**THE PROBLEM**. Every line with the string "heading" should be gathered.

··· EXERCISE MATERIAL ···

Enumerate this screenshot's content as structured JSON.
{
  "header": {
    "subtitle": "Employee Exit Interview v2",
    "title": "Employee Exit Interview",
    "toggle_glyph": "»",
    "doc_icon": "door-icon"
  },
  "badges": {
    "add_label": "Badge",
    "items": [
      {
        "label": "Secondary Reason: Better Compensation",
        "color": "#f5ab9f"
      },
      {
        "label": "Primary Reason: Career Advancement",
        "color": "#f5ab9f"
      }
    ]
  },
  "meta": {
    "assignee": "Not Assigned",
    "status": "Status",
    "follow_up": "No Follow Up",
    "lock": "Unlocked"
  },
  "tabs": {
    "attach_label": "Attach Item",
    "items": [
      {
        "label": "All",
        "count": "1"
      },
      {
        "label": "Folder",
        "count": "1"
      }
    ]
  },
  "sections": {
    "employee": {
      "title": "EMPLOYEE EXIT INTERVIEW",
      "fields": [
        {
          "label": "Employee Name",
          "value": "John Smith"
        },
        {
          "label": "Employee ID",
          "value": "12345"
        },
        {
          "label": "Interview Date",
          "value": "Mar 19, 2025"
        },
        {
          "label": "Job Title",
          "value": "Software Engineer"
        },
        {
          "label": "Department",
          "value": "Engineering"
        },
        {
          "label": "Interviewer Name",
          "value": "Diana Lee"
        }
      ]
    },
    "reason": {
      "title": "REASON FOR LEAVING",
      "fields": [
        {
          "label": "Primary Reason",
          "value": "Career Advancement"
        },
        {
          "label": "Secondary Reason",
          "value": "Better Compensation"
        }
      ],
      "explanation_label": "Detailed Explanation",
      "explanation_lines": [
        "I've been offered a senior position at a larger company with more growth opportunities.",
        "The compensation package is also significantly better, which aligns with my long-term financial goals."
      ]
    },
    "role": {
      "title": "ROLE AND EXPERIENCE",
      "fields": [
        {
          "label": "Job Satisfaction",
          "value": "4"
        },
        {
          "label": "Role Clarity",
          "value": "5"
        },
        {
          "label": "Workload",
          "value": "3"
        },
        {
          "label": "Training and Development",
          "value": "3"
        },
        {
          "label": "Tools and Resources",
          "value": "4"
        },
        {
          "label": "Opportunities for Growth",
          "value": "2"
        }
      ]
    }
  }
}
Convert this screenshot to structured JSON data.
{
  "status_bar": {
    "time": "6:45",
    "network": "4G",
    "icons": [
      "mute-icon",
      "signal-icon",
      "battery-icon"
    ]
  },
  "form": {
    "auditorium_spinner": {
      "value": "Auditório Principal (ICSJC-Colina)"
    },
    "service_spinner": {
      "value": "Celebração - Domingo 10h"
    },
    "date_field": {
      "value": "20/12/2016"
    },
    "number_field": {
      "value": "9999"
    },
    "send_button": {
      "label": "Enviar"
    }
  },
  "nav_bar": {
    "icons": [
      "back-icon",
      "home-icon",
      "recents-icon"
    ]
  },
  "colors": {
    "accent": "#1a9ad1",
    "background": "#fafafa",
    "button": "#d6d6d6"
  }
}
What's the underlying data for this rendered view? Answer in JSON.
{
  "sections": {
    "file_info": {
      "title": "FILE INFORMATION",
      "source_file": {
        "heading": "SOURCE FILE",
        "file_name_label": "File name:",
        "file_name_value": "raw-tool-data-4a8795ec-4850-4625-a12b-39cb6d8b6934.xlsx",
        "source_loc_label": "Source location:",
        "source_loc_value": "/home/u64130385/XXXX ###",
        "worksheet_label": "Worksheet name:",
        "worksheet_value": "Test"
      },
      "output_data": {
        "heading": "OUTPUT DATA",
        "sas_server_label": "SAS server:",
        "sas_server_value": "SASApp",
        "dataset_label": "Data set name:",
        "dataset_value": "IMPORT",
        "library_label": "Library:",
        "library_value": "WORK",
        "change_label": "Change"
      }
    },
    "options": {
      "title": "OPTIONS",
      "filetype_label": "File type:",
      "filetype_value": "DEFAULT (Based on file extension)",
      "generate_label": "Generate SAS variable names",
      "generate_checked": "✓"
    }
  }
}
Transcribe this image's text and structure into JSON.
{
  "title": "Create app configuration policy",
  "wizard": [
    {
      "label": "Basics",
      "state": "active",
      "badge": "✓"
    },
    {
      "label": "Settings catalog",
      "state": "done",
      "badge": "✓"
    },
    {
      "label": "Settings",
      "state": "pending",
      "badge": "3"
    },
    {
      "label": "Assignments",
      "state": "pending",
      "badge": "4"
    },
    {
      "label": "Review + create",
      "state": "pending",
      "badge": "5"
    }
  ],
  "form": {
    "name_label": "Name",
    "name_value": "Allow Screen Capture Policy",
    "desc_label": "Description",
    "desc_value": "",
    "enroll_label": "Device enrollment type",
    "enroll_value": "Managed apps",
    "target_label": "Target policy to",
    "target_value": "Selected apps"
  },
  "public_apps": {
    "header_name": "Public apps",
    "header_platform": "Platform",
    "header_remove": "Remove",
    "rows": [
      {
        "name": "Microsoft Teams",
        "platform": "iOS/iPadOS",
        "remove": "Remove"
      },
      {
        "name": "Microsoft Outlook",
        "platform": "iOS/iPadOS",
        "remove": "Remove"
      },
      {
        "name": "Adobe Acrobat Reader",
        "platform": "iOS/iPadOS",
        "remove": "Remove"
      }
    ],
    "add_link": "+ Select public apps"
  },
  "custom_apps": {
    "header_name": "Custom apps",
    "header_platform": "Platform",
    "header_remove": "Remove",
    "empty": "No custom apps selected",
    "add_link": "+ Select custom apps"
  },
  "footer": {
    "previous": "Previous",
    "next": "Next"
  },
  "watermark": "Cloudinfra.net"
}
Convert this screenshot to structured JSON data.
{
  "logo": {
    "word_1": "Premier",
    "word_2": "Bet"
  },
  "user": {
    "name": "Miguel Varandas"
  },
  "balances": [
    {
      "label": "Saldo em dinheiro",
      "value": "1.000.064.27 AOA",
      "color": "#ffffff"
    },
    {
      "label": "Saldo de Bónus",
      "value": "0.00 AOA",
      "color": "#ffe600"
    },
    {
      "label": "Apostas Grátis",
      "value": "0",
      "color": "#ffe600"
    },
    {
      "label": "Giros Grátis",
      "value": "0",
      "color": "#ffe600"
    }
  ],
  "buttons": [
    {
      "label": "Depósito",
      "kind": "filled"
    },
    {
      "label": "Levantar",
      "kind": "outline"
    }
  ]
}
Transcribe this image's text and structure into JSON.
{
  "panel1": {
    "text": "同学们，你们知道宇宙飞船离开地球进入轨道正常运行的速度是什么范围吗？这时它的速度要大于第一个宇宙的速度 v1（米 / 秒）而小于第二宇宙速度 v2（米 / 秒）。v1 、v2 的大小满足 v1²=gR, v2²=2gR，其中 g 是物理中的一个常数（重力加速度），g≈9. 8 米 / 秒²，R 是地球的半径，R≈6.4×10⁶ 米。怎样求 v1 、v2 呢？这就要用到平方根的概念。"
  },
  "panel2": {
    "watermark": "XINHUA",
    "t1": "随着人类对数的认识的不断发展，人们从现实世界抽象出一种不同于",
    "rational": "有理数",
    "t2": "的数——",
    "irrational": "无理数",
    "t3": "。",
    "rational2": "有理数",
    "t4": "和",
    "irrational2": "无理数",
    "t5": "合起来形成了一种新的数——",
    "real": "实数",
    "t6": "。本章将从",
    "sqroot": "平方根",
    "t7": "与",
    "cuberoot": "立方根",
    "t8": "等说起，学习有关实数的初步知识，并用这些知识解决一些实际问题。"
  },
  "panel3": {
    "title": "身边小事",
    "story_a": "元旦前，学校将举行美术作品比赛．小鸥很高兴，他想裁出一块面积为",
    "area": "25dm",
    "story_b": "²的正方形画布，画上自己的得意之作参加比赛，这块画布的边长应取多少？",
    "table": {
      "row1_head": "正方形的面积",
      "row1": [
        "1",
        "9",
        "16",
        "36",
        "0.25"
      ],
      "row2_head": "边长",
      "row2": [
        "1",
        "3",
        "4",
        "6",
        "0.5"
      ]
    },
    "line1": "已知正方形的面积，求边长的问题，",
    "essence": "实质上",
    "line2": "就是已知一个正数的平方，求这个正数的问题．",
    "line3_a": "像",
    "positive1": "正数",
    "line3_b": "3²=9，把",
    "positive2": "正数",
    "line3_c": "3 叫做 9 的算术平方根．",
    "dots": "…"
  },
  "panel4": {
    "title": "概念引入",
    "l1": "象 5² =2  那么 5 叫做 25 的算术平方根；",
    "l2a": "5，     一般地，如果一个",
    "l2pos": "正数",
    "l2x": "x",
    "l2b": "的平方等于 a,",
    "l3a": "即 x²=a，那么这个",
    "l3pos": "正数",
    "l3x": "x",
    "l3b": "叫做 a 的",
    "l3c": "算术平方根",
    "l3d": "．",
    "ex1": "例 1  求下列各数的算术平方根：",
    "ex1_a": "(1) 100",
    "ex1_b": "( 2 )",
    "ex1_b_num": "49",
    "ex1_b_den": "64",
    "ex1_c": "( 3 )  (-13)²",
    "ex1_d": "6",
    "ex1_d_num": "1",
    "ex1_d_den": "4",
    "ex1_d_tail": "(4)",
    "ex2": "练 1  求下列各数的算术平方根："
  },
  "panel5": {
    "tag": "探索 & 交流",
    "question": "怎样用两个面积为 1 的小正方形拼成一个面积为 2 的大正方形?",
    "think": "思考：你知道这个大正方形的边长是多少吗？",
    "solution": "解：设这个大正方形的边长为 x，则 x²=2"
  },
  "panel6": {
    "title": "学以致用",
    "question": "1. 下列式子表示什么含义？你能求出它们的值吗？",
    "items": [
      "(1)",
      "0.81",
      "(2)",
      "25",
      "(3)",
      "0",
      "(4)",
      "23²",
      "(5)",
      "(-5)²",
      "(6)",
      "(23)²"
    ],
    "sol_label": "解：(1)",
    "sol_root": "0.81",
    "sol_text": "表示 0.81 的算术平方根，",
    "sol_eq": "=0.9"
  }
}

···

**SOLUTION TO THIS EXERCISE**.
        "heading": "SOURCE FILE",
        "heading": "OUTPUT DATA",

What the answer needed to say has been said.